■ Record excerpts:
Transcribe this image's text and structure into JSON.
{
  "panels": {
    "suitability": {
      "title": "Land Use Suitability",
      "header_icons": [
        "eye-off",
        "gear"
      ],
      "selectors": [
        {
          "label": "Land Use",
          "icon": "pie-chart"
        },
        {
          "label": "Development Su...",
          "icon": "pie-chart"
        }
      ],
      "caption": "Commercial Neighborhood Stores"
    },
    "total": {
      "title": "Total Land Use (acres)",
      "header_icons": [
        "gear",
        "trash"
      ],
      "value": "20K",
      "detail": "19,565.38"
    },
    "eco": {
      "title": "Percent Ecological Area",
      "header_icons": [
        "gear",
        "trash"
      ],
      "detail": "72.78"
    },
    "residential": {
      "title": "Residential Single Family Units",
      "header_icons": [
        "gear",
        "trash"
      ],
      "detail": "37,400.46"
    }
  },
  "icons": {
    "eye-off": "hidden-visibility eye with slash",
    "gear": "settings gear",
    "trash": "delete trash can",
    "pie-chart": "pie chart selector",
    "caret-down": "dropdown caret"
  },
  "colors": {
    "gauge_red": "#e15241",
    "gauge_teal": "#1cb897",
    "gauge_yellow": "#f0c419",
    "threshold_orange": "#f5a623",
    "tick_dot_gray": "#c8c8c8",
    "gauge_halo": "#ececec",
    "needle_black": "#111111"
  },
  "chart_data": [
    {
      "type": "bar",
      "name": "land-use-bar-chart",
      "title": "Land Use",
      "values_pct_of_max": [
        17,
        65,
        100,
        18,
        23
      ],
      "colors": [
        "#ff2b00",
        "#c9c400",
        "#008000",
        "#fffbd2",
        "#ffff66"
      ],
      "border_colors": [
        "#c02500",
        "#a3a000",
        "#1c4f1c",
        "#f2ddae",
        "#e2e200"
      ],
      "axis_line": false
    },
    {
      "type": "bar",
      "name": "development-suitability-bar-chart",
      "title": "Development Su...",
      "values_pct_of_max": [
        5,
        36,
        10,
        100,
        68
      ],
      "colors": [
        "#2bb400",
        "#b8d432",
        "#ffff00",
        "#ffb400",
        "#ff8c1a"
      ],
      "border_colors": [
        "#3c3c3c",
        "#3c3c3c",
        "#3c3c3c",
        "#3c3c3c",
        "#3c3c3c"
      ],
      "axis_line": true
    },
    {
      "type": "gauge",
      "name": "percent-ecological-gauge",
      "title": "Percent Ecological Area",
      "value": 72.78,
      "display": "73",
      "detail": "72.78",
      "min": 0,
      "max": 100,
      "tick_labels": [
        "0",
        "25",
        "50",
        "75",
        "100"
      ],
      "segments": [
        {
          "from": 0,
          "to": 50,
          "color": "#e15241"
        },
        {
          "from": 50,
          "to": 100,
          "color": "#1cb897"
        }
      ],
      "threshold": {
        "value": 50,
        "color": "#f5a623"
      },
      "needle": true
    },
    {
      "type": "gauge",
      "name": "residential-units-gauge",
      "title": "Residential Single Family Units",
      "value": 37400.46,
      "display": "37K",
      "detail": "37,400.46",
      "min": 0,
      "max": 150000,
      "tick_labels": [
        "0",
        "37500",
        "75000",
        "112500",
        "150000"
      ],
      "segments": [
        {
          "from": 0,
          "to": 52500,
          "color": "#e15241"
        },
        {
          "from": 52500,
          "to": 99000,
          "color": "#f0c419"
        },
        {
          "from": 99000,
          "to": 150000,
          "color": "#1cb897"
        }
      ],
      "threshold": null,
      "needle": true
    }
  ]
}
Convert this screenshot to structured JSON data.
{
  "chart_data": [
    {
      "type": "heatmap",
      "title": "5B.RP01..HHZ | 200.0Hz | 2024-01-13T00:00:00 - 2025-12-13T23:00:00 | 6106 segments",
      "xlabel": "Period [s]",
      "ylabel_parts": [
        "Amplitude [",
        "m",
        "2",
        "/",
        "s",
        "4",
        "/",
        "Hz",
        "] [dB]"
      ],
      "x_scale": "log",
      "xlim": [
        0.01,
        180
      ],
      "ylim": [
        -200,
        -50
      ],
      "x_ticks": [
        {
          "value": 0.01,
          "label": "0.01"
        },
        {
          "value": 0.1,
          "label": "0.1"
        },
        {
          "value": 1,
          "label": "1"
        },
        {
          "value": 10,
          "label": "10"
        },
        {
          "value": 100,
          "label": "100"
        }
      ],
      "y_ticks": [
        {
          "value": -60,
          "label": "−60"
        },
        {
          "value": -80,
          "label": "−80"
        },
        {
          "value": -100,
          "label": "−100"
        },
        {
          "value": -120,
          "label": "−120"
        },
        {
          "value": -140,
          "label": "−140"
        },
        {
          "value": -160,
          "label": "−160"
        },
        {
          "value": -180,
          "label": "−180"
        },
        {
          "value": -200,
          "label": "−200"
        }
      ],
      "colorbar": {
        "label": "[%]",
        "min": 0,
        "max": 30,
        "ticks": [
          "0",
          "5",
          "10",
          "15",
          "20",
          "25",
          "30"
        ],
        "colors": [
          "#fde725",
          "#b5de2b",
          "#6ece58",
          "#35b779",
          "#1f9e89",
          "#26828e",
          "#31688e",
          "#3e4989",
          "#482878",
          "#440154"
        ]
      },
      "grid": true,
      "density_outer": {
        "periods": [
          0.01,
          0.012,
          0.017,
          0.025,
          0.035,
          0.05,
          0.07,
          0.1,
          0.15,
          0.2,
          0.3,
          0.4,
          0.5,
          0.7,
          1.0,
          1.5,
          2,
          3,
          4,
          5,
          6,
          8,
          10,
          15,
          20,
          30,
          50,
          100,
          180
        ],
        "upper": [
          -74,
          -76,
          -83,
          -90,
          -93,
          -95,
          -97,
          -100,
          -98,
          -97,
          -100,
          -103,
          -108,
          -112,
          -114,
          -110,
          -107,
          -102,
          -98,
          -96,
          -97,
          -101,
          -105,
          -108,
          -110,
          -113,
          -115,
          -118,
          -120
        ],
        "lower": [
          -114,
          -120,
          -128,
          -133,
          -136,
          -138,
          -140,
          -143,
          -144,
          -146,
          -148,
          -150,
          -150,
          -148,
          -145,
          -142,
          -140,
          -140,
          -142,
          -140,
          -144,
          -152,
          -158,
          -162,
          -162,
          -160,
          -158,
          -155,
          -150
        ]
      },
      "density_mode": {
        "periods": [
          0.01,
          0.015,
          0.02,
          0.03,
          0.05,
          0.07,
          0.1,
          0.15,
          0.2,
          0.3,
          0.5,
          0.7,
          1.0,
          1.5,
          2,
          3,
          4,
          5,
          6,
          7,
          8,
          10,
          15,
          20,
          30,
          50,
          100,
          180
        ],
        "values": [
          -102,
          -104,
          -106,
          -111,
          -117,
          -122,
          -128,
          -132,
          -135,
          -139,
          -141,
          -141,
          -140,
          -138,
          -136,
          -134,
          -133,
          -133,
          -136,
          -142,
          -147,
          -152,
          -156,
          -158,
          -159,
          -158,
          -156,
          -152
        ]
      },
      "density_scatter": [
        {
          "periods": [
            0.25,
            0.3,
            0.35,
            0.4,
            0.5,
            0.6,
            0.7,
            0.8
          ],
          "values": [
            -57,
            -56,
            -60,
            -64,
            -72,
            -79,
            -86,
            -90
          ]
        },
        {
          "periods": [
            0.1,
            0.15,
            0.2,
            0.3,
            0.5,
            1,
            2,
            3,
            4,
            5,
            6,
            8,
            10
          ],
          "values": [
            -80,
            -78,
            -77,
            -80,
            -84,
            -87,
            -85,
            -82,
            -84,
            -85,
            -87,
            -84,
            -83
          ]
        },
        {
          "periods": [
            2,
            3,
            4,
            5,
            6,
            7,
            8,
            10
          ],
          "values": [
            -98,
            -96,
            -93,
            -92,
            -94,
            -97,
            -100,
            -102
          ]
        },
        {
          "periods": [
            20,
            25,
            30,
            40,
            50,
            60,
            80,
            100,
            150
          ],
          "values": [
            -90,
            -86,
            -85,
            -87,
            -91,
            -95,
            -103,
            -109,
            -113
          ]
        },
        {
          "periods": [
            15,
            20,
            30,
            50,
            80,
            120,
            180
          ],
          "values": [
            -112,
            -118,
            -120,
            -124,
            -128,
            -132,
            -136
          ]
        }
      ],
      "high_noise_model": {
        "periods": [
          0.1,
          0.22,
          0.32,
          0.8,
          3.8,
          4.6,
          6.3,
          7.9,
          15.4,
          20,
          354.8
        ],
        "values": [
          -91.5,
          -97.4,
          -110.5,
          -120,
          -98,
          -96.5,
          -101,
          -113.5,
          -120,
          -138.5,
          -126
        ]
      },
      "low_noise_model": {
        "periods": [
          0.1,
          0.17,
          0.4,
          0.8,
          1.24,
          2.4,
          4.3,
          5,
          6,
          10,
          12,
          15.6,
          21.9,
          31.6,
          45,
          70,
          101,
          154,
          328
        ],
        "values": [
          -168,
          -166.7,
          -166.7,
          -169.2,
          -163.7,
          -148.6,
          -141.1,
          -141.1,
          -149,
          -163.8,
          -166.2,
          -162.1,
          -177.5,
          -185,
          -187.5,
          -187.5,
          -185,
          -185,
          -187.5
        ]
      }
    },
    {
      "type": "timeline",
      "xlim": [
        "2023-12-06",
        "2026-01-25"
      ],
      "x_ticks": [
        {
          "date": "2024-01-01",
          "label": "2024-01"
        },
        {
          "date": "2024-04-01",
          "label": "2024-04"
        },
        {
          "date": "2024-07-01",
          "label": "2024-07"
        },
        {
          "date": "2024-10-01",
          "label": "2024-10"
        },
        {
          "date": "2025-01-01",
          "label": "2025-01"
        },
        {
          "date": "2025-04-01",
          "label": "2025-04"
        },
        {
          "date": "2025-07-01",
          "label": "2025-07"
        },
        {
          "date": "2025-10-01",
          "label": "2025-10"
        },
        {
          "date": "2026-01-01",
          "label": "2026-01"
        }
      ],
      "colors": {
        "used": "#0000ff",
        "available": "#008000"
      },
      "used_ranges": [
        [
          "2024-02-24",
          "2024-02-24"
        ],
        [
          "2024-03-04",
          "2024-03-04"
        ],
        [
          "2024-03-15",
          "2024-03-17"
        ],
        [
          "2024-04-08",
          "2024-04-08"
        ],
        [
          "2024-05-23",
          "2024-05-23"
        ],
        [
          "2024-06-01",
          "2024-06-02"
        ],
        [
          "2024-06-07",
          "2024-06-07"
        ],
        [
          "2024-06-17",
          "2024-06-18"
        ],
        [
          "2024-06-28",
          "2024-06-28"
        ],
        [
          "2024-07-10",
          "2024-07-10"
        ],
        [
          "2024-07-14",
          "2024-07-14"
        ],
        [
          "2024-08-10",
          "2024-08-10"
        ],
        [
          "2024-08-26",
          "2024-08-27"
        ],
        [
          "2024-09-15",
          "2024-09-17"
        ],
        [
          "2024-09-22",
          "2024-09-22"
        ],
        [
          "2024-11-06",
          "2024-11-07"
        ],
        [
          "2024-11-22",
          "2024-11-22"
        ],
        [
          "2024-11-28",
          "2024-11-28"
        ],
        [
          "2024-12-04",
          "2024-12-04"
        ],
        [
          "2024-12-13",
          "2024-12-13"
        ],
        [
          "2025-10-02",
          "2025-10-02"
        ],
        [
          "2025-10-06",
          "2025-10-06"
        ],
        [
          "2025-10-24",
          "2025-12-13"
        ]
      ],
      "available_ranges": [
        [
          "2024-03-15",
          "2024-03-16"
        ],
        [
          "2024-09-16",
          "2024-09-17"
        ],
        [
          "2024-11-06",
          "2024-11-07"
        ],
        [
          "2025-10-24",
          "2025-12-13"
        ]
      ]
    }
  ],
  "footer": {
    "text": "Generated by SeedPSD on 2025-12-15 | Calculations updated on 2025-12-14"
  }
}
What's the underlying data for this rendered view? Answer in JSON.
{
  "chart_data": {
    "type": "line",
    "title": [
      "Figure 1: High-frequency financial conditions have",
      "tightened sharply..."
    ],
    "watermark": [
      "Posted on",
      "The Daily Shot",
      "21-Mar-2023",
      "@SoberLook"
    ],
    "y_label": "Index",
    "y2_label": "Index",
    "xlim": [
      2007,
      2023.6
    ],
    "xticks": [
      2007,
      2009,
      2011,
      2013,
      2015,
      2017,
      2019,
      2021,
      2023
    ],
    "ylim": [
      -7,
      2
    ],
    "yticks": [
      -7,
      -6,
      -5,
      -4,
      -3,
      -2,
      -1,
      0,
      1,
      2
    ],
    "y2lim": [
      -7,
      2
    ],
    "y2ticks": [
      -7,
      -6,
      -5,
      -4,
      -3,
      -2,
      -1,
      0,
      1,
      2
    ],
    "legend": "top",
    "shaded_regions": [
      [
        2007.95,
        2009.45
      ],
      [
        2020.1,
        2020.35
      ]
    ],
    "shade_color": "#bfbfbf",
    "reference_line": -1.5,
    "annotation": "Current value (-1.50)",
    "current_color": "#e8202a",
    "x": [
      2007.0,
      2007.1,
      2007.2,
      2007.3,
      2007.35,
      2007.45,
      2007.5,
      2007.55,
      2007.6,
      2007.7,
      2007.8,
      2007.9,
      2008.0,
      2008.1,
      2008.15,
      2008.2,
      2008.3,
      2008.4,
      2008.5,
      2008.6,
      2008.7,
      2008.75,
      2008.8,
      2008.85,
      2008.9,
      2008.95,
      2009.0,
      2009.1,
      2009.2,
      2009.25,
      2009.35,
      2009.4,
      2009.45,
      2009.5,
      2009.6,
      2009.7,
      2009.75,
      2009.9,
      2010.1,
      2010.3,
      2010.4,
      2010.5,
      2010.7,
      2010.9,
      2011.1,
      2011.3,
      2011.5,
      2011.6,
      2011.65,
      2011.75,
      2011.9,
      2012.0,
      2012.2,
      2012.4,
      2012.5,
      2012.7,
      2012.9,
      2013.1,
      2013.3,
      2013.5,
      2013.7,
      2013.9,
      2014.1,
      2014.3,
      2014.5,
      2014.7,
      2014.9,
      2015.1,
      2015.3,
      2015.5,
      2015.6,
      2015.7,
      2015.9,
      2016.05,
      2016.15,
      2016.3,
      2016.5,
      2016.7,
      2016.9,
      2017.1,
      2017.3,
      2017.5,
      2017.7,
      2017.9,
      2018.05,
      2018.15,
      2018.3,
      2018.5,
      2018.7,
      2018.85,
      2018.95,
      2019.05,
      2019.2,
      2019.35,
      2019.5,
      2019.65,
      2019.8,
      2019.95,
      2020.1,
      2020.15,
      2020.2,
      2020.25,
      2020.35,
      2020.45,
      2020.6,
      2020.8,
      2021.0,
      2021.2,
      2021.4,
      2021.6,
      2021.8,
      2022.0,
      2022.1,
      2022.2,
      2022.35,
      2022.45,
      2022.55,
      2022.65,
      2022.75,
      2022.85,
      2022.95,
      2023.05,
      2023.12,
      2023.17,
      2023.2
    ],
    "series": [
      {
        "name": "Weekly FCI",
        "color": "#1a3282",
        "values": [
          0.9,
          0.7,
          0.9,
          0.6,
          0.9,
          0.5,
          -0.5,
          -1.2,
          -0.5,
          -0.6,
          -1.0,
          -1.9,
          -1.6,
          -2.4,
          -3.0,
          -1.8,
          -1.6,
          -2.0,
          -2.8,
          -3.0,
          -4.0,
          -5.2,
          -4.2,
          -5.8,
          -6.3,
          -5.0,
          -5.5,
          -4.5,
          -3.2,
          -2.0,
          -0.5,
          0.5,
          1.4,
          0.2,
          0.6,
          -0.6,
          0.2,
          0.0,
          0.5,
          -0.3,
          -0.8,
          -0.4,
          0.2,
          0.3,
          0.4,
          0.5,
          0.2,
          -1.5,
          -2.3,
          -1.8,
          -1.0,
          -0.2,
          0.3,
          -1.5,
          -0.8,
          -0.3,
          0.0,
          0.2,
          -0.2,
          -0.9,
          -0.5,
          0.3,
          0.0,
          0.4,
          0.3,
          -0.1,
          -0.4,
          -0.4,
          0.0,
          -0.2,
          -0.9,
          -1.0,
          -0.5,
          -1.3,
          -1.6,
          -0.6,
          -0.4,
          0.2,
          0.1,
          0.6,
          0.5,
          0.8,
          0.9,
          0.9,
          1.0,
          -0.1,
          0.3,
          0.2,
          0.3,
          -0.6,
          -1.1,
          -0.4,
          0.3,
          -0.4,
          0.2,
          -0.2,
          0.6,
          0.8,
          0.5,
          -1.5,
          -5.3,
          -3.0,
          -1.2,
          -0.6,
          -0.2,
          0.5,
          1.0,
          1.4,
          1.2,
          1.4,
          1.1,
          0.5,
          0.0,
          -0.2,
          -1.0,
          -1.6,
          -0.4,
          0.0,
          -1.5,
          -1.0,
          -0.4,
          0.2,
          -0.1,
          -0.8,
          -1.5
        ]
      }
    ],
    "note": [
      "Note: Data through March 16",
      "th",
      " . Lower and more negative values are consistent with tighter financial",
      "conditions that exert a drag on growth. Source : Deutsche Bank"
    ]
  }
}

■ Written request: Read the data above and pull out each line that holds the string "this".

■ The response:
Transcribe this image's text and structure into JSON.
Convert this screenshot to structured JSON data.
What's the underlying data for this rendered view? Answer in JSON.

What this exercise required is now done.